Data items
>>

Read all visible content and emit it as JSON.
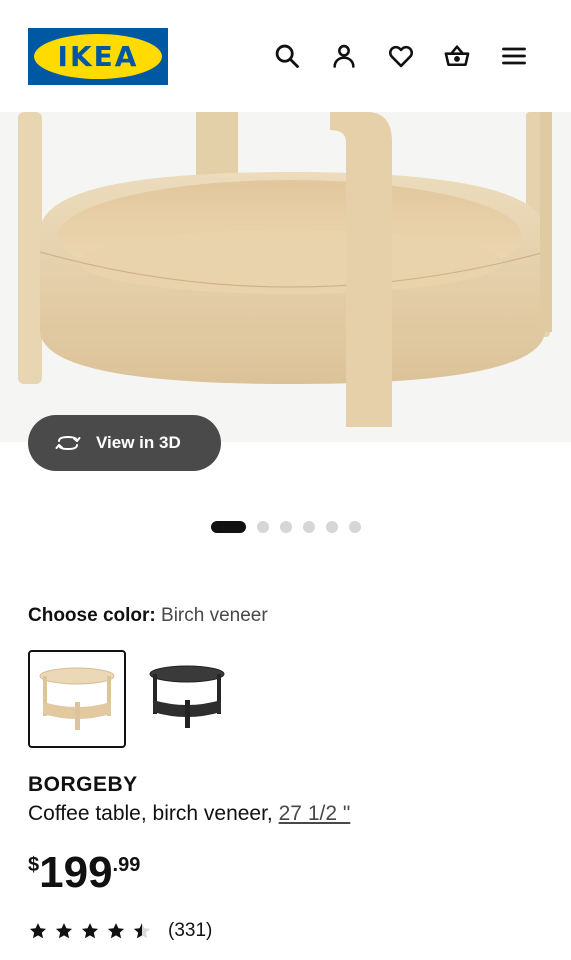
{
  "header": {
    "logo_text": "IKEA",
    "icons": [
      "search-icon",
      "account-icon",
      "heart-icon",
      "basket-icon",
      "menu-icon"
    ]
  },
  "gallery": {
    "view_3d_label": "View in 3D",
    "image_count": 6,
    "active_index": 0
  },
  "color_chooser": {
    "label": "Choose color:",
    "selected_value": "Birch veneer",
    "options": [
      "Birch veneer",
      "Black"
    ]
  },
  "product": {
    "name": "BORGEBY",
    "description": "Coffee table, birch veneer,",
    "size_link": "27 1/2 \""
  },
  "price": {
    "currency": "$",
    "integer": "199",
    "decimal": ".99"
  },
  "rating": {
    "stars": 4.5,
    "count": "(331)"
  },
  "colors": {
    "ikea_blue": "#0058a3",
    "ikea_yellow": "#ffdb00",
    "birch": "#e7d2ae"
  }
}
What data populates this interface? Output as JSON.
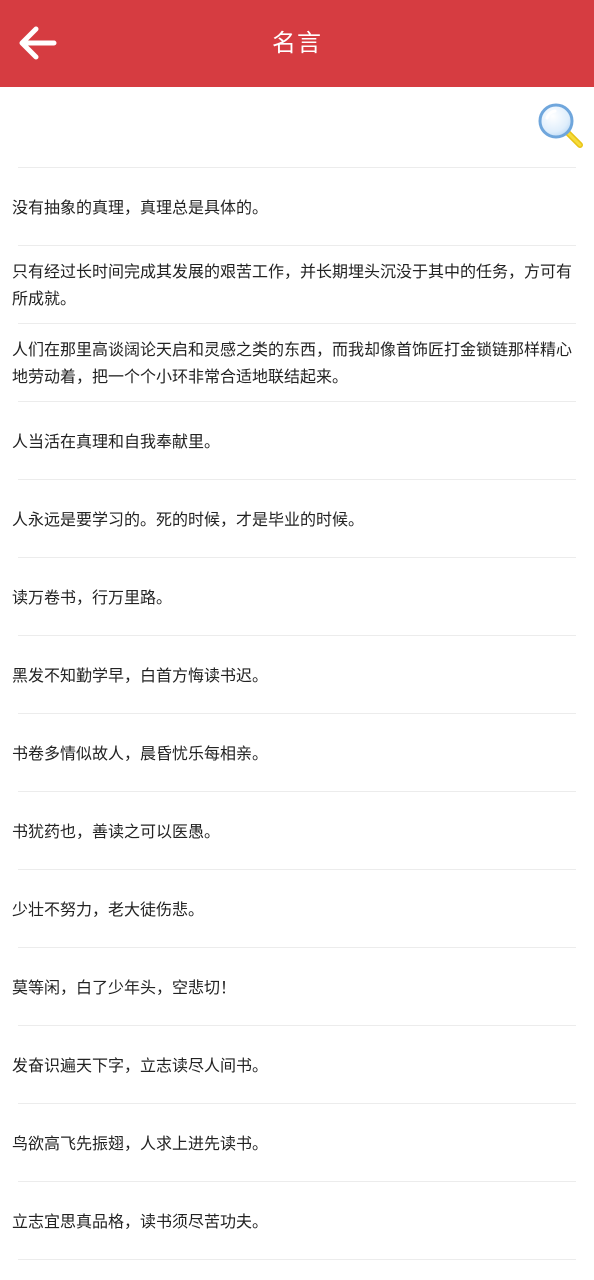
{
  "header": {
    "title": "名言",
    "colors": {
      "background": "#d63c41",
      "title": "#ffffff"
    }
  },
  "search": {
    "icon": "magnifier-icon"
  },
  "quotes": [
    "没有抽象的真理，真理总是具体的。",
    "只有经过长时间完成其发展的艰苦工作，并长期埋头沉没于其中的任务，方可有所成就。",
    "人们在那里高谈阔论天启和灵感之类的东西，而我却像首饰匠打金锁链那样精心地劳动着，把一个个小环非常合适地联结起来。",
    "人当活在真理和自我奉献里。",
    "人永远是要学习的。死的时候，才是毕业的时候。",
    "读万卷书，行万里路。",
    "黑发不知勤学早，白首方悔读书迟。",
    "书卷多情似故人，晨昏忧乐每相亲。",
    "书犹药也，善读之可以医愚。",
    "少壮不努力，老大徒伤悲。",
    "莫等闲，白了少年头，空悲切！",
    "发奋识遍天下字，立志读尽人间书。",
    "鸟欲高飞先振翅，人求上进先读书。",
    "立志宜思真品格，读书须尽苦功夫。"
  ]
}
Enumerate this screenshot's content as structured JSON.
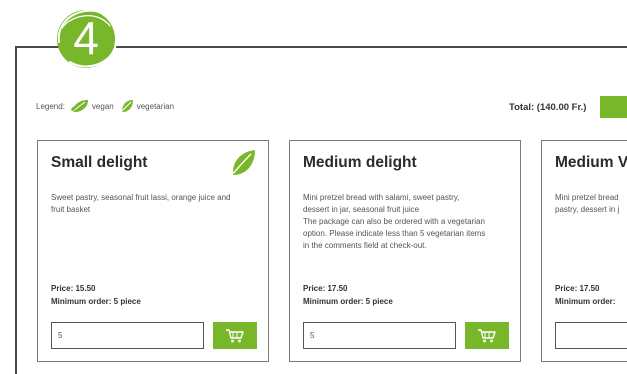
{
  "step": {
    "number": "4"
  },
  "legend": {
    "label": "Legend:",
    "vegan_label": "vegan",
    "vegetarian_label": "vegetarian"
  },
  "cart_summary": {
    "total_text": "Total: (140.00 Fr.)"
  },
  "colors": {
    "accent": "#78b72a",
    "frame": "#4a4a4a",
    "text": "#2b2b2b"
  },
  "packages": [
    {
      "title": "Small delight",
      "badge_icon": "vegetarian-leaf-icon",
      "description": [
        "Sweet pastry, seasonal fruit lassi, orange juice and",
        "fruit basket"
      ],
      "price": "Price: 15.50",
      "min_order": "Minimum order: 5 piece",
      "quantity": "5"
    },
    {
      "title": "Medium delight",
      "description": [
        "Mini pretzel bread with salami, sweet pastry,",
        "dessert in jar, seasonal fruit juice",
        "The package can also be ordered with a vegetarian",
        "option. Please indicate less than 5 vegetarian items",
        "in the comments field at check-out."
      ],
      "price": "Price: 17.50",
      "min_order": "Minimum order: 5 piece",
      "quantity": "5"
    },
    {
      "title": "Medium Vi",
      "description": [
        "Mini pretzel bread",
        "pastry, dessert in j"
      ],
      "price": "Price: 17.50",
      "min_order": "Minimum order:",
      "quantity": ""
    }
  ]
}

<<

§ Task statement
Copy each line in the data that holds the word "delight".

§ Completed task
      "title": "Small delight",
      "title": "Medium delight",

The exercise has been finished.